------ Records supplied ------
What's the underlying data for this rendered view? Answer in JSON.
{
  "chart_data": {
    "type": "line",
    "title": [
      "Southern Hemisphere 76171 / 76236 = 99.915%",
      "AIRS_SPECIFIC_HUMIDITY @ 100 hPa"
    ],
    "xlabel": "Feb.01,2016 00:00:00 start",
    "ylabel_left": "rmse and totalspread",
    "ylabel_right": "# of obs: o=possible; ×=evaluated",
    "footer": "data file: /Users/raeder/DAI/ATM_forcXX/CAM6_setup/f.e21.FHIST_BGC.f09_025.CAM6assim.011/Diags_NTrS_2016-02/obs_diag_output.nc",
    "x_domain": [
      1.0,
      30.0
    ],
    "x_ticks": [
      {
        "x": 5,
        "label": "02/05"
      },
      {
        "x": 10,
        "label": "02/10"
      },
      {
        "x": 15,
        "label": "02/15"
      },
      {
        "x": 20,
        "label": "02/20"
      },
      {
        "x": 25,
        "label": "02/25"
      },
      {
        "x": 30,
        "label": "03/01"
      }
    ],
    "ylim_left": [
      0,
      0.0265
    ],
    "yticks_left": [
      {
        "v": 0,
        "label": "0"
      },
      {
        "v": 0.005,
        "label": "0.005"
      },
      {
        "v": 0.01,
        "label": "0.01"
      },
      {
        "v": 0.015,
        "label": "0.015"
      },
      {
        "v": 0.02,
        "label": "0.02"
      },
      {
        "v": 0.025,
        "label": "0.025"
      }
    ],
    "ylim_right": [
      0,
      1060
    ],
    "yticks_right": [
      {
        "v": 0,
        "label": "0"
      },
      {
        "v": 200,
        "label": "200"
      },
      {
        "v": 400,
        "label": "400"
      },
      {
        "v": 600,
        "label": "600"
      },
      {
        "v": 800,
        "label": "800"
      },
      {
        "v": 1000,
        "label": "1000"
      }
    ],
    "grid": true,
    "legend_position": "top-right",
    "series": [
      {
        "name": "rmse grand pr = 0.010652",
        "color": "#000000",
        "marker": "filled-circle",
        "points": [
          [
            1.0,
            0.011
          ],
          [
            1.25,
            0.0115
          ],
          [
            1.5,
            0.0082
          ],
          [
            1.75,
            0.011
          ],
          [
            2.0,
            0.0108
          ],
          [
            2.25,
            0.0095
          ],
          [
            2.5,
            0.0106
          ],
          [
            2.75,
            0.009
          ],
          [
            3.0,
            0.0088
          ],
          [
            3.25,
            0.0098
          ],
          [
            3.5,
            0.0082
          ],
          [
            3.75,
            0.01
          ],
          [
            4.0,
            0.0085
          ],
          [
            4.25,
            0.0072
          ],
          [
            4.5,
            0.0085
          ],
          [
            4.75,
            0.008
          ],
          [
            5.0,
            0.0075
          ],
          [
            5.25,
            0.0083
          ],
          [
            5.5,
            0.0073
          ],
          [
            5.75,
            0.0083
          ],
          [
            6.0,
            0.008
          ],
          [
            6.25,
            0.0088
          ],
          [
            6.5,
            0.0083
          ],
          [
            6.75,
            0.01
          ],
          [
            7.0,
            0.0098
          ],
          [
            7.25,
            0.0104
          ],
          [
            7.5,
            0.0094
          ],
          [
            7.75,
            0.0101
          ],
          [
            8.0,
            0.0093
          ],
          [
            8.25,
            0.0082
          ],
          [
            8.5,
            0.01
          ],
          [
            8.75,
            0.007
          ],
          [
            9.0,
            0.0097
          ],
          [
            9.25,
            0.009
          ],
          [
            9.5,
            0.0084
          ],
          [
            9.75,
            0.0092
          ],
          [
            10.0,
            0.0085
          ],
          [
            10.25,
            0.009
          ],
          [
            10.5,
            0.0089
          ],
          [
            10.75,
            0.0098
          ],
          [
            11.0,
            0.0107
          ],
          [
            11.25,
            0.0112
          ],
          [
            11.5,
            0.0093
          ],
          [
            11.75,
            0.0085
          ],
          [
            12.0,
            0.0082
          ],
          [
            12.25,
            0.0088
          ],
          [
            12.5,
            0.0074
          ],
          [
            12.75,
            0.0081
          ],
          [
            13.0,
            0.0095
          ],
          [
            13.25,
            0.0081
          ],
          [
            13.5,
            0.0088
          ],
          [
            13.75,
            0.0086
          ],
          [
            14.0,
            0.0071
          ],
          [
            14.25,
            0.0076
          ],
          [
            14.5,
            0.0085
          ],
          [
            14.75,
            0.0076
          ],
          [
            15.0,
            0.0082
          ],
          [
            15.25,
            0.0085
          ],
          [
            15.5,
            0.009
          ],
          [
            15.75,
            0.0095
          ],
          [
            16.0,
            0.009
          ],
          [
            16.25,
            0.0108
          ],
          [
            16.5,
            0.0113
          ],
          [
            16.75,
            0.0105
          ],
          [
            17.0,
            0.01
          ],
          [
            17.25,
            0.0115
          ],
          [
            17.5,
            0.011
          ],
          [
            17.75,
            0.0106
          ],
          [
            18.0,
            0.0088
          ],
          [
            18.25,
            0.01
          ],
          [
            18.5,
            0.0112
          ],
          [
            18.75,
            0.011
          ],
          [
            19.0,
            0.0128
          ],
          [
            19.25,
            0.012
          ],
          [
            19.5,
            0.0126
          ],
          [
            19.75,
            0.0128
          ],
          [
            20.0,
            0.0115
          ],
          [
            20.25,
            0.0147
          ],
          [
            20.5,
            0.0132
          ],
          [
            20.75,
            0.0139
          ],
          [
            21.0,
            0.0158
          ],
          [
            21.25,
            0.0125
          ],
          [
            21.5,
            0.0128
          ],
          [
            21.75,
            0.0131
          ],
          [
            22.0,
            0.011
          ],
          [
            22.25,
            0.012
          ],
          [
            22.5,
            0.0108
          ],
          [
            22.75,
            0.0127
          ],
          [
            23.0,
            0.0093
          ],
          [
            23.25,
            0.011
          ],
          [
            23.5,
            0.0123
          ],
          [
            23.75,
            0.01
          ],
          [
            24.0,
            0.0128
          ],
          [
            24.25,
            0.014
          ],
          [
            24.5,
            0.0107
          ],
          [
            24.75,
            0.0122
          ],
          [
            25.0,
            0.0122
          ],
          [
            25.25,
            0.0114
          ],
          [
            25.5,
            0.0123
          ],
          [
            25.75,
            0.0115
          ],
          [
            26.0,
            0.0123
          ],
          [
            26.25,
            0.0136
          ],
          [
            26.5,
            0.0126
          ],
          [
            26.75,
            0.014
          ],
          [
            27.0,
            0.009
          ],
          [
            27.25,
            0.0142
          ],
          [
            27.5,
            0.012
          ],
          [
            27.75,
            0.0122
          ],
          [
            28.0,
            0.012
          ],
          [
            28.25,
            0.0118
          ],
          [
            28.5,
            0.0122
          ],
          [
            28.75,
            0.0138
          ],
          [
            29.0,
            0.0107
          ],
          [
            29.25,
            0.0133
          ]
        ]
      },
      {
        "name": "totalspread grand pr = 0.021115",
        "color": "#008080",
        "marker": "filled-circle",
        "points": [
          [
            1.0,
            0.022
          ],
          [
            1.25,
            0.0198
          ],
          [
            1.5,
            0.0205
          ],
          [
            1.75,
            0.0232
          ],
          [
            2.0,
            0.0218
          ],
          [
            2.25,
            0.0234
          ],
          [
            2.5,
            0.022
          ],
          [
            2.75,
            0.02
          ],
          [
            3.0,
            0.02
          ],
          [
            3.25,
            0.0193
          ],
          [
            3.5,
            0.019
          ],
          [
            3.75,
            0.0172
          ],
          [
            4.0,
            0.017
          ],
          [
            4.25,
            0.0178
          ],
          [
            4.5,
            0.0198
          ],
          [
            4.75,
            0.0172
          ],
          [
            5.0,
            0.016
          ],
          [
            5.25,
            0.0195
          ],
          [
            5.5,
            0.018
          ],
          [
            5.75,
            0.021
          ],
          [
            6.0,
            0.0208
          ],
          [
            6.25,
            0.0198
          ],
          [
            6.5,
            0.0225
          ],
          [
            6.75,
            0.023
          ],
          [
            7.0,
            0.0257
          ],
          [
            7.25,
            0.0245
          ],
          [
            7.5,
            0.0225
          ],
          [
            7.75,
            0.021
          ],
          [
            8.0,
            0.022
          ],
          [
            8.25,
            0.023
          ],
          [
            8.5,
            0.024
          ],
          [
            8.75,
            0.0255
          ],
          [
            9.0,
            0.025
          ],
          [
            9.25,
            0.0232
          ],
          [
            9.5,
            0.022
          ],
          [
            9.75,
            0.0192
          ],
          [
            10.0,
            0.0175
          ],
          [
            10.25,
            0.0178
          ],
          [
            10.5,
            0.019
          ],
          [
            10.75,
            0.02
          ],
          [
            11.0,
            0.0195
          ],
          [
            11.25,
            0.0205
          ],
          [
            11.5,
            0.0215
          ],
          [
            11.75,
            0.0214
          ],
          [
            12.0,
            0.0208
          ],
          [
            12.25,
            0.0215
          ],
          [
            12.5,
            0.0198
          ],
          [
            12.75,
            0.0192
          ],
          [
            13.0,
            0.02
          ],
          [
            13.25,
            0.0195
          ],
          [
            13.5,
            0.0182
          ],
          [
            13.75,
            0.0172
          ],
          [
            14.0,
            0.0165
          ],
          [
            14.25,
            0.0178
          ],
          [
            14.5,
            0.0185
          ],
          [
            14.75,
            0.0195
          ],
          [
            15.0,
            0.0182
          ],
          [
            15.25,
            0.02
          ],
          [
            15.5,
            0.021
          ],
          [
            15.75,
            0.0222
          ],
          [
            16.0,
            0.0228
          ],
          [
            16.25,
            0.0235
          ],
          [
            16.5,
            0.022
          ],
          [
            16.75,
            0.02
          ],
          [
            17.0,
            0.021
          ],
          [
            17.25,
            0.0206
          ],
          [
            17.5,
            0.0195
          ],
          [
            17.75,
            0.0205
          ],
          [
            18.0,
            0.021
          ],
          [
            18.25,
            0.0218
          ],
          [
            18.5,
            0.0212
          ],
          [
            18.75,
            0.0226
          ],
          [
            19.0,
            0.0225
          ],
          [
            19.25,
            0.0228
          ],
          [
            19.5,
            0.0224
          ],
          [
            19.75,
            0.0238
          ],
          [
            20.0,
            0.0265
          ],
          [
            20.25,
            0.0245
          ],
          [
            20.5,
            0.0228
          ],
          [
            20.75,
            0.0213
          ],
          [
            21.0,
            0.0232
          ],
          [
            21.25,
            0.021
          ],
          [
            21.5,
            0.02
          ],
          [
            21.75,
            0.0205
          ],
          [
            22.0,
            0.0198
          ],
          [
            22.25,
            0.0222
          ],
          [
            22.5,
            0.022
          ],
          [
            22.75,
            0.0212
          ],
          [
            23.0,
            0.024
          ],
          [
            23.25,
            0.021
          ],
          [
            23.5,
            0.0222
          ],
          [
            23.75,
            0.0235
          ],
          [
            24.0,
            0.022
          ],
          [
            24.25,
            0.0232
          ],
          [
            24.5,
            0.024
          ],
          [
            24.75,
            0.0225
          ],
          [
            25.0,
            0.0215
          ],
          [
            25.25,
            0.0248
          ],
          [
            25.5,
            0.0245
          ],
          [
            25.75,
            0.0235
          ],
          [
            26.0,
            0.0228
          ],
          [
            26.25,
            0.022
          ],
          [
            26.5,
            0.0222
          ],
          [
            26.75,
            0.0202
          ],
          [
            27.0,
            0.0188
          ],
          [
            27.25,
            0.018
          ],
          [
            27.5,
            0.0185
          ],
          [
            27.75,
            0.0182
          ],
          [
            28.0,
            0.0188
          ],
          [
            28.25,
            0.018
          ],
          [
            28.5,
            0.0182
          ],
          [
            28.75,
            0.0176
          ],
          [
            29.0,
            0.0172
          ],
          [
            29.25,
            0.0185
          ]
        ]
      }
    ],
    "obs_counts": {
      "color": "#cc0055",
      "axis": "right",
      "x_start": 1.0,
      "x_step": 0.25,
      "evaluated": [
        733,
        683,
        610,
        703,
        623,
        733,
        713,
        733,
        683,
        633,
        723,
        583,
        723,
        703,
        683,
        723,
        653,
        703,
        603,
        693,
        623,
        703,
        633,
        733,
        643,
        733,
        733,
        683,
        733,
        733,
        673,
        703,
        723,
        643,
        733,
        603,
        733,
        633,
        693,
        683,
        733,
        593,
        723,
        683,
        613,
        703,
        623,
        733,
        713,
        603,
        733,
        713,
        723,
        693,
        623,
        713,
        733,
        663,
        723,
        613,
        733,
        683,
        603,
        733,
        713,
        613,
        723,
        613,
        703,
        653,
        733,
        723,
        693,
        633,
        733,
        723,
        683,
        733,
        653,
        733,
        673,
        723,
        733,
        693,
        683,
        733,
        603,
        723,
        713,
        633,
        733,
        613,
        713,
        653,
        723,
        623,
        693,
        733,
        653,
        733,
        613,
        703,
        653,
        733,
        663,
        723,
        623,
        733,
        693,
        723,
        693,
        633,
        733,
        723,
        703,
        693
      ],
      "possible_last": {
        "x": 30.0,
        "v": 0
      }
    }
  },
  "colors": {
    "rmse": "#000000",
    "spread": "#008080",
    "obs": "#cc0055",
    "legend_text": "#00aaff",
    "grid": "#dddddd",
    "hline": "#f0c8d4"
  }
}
------
> [Problem to solve]:
Gather and copy every line of the data in which the string "name" is found.

> [Reply]:
        "name": "rmse grand pr = 0.010652",
        "name": "totalspread grand pr = 0.021115",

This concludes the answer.